[Data entries]
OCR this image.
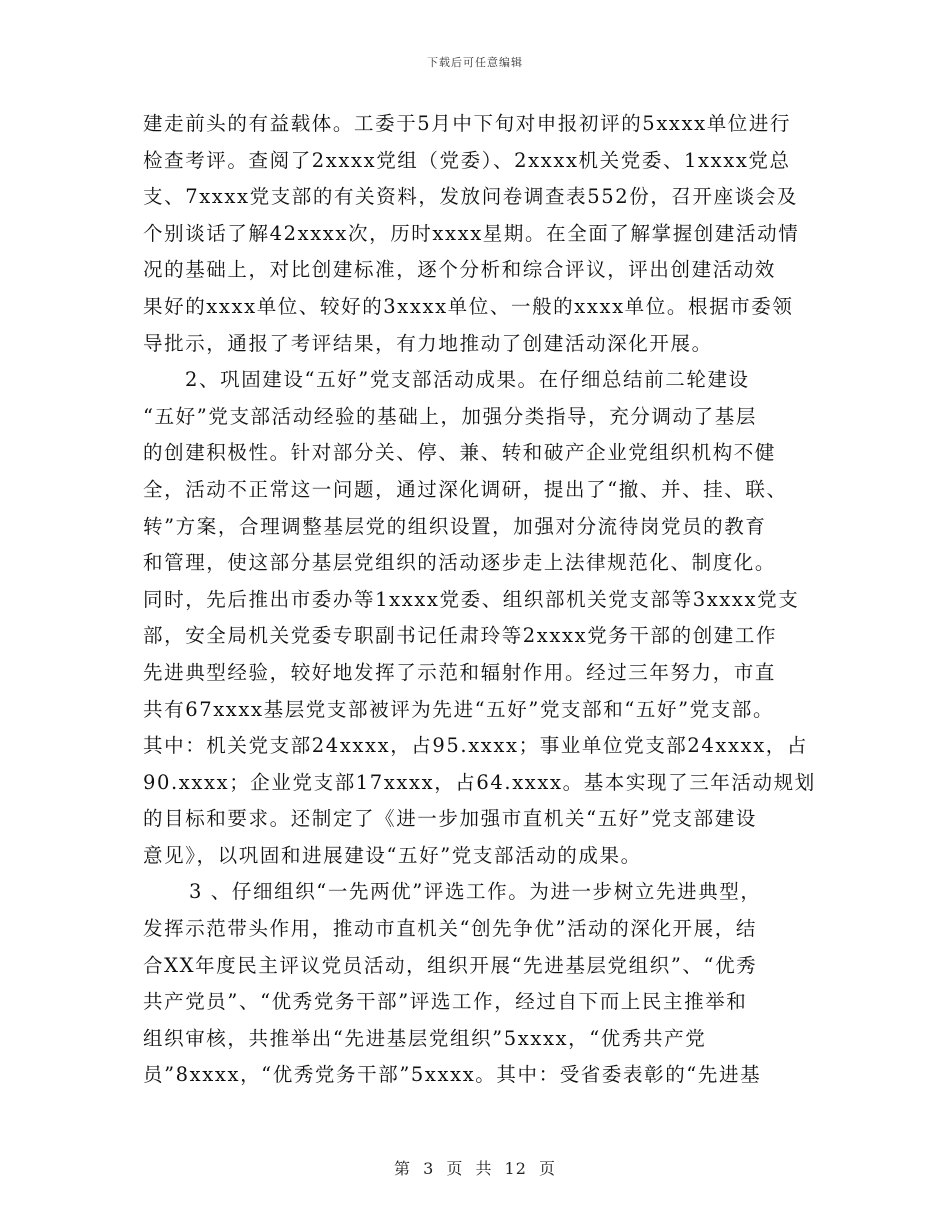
下载后可任意编辑
建走前头的有益载体。工委于5月中下旬对申报初评的5xxxx单位进行
检查考评。查阅了2xxxx党组（党委）、2xxxx机关党委、1xxxx党总
支、7xxxx党支部的有关资料，发放问卷调查表552份，召开座谈会及
个别谈话了解42xxxx次，历时xxxx星期。在全面了解掌握创建活动情
况的基础上，对比创建标准，逐个分析和综合评议，评出创建活动效
果好的xxxx单位、较好的3xxxx单位、一般的xxxx单位。根据市委领
导批示，通报了考评结果，有力地推动了创建活动深化开展。
2、巩固建设“五好”党支部活动成果。在仔细总结前二轮建设
“五好”党支部活动经验的基础上，加强分类指导，充分调动了基层
的创建积极性。针对部分关、停、兼、转和破产企业党组织机构不健
全，活动不正常这一问题，通过深化调研，提出了“撤、并、挂、联、
转”方案，合理调整基层党的组织设置，加强对分流待岗党员的教育
和管理，使这部分基层党组织的活动逐步走上法律规范化、制度化。
同时，先后推出市委办等1xxxx党委、组织部机关党支部等3xxxx党支
部，安全局机关党委专职副书记任肃玲等2xxxx党务干部的创建工作
先进典型经验，较好地发挥了示范和辐射作用。经过三年努力，市直
共有67xxxx基层党支部被评为先进“五好”党支部和“五好”党支部。
其中：机关党支部24xxxx，占95.xxxx；事业单位党支部24xxxx，占
90.xxxx；企业党支部17xxxx，占64.xxxx。基本实现了三年活动规划
的目标和要求。还制定了《进一步加强市直机关“五好”党支部建设
意见》，以巩固和进展建设“五好”党支部活动的成果。
3 、仔细组织“一先两优”评选工作。为进一步树立先进典型，
发挥示范带头作用，推动市直机关“创先争优”活动的深化开展，结
合XX年度民主评议党员活动，组织开展“先进基层党组织”、“优秀
共产党员”、“优秀党务干部”评选工作，经过自下而上民主推举和
组织审核，共推举出“先进基层党组织”5xxxx，“优秀共产党
员”8xxxx，“优秀党务干部”5xxxx。其中：受省委表彰的“先进基
第 3 页 共 12 页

— Task statement —
Among the lines of the material, find those that hold the word "先进基层党组织" and copy them.

— Task response —
合XX年度民主评议党员活动，组织开展“先进基层党组织”、“优秀
组织审核，共推举出“先进基层党组织”5xxxx，“优秀共产党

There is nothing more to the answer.